SHORT PROBLEM – For the entries that follow, tally the lines holding the string "name". Give the total and nothing else.

THE INPUT –
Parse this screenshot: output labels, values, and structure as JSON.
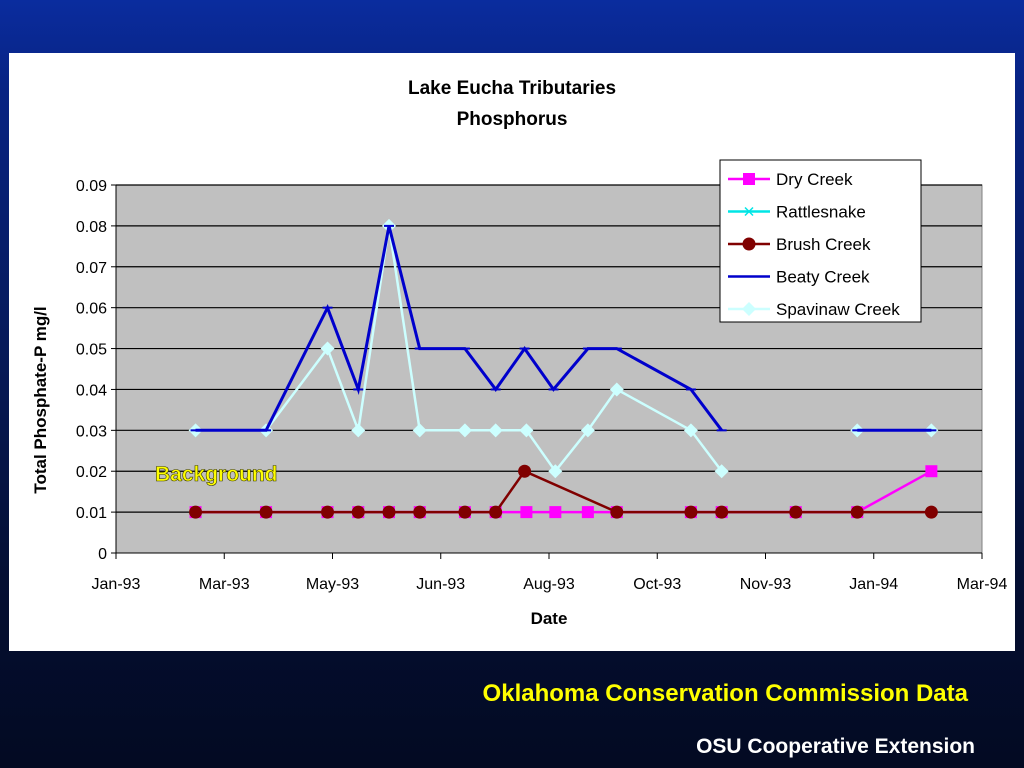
{
  "footer": {
    "source": "Oklahoma Conservation Commission Data",
    "credit": "OSU Cooperative Extension"
  },
  "chart_data": {
    "type": "line",
    "title": "Lake Eucha Tributaries",
    "subtitle": "Phosphorus",
    "xlabel": "Date",
    "ylabel": "Total Phosphate-P mg/l",
    "x_axis": {
      "type": "date",
      "range": [
        "1993-01-01",
        "1994-03-01"
      ],
      "tick_labels": [
        "Jan-93",
        "Mar-93",
        "May-93",
        "Jun-93",
        "Aug-93",
        "Oct-93",
        "Nov-93",
        "Jan-94",
        "Mar-94"
      ],
      "tick_dates": [
        "1993-01-01",
        "1993-03-01",
        "1993-04-30",
        "1993-06-29",
        "1993-08-28",
        "1993-10-27",
        "1993-12-26",
        "1994-02-24",
        "1994-04-25"
      ]
    },
    "y_axis": {
      "range": [
        0,
        0.09
      ],
      "tick_labels": [
        "0",
        "0.01",
        "0.02",
        "0.03",
        "0.04",
        "0.05",
        "0.06",
        "0.07",
        "0.08",
        "0.09"
      ],
      "ticks": [
        0,
        0.01,
        0.02,
        0.03,
        0.04,
        0.05,
        0.06,
        0.07,
        0.08,
        0.09
      ]
    },
    "grid": true,
    "legend_position": "top-right",
    "annotation": {
      "text": "Background",
      "color": "#ffff00"
    },
    "colors": {
      "plot_background": "#c0c0c0",
      "gridline": "#000000"
    },
    "series": [
      {
        "name": "Dry Creek",
        "color": "#ff00ff",
        "marker": "square",
        "points": [
          [
            "1993-02-14",
            0.01
          ],
          [
            "1993-03-25",
            0.01
          ],
          [
            "1993-04-28",
            0.01
          ],
          [
            "1993-05-15",
            0.01
          ],
          [
            "1993-06-01",
            0.01
          ],
          [
            "1993-06-18",
            0.01
          ],
          [
            "1993-07-13",
            0.01
          ],
          [
            "1993-07-30",
            0.01
          ],
          [
            "1993-08-16",
            0.01
          ],
          [
            "1993-09-01",
            0.01
          ],
          [
            "1993-09-19",
            0.01
          ],
          [
            "1993-10-05",
            0.01
          ],
          [
            "1993-11-15",
            0.01
          ],
          [
            "1993-12-02",
            0.01
          ],
          [
            "1994-01-12",
            0.01
          ],
          [
            "1994-02-15",
            0.01
          ],
          [
            "1994-03-28",
            0.02
          ]
        ]
      },
      {
        "name": "Rattlesnake",
        "color": "#00e5e5",
        "marker": "x",
        "points": []
      },
      {
        "name": "Brush Creek",
        "color": "#800000",
        "marker": "circle",
        "points": [
          [
            "1993-02-14",
            0.01
          ],
          [
            "1993-03-25",
            0.01
          ],
          [
            "1993-04-28",
            0.01
          ],
          [
            "1993-05-15",
            0.01
          ],
          [
            "1993-06-01",
            0.01
          ],
          [
            "1993-06-18",
            0.01
          ],
          [
            "1993-07-13",
            0.01
          ],
          [
            "1993-07-30",
            0.01
          ],
          [
            "1993-08-15",
            0.02
          ],
          [
            "1993-10-05",
            0.01
          ],
          [
            "1993-11-15",
            0.01
          ],
          [
            "1993-12-02",
            0.01
          ],
          [
            "1994-01-12",
            0.01
          ],
          [
            "1994-02-15",
            0.01
          ],
          [
            "1994-03-28",
            0.01
          ]
        ]
      },
      {
        "name": "Beaty Creek",
        "color": "#0000cc",
        "marker": "dash",
        "points": [
          [
            "1993-02-14",
            0.03
          ],
          [
            "1993-03-25",
            0.03
          ],
          [
            "1993-04-28",
            0.06
          ],
          [
            "1993-05-15",
            0.04
          ],
          [
            "1993-06-01",
            0.08
          ],
          [
            "1993-06-18",
            0.05
          ],
          [
            "1993-07-13",
            0.05
          ],
          [
            "1993-07-30",
            0.04
          ],
          [
            "1993-08-15",
            0.05
          ],
          [
            "1993-08-31",
            0.04
          ],
          [
            "1993-09-19",
            0.05
          ],
          [
            "1993-10-05",
            0.05
          ],
          [
            "1993-11-15",
            0.04
          ],
          [
            "1993-12-02",
            0.03
          ],
          null,
          [
            "1994-02-15",
            0.03
          ],
          [
            "1994-03-28",
            0.03
          ]
        ]
      },
      {
        "name": "Spavinaw Creek",
        "color": "#ccffff",
        "marker": "diamond",
        "points": [
          [
            "1993-02-14",
            0.03
          ],
          [
            "1993-03-25",
            0.03
          ],
          [
            "1993-04-28",
            0.05
          ],
          [
            "1993-05-15",
            0.03
          ],
          [
            "1993-06-01",
            0.08
          ],
          [
            "1993-06-18",
            0.03
          ],
          [
            "1993-07-13",
            0.03
          ],
          [
            "1993-07-30",
            0.03
          ],
          [
            "1993-08-16",
            0.03
          ],
          [
            "1993-09-01",
            0.02
          ],
          [
            "1993-09-19",
            0.03
          ],
          [
            "1993-10-05",
            0.04
          ],
          [
            "1993-11-15",
            0.03
          ],
          [
            "1993-12-02",
            0.02
          ],
          null,
          [
            "1994-02-15",
            0.03
          ],
          [
            "1994-03-28",
            0.03
          ]
        ]
      }
    ]
  }
}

CORRECT ANSWER – 5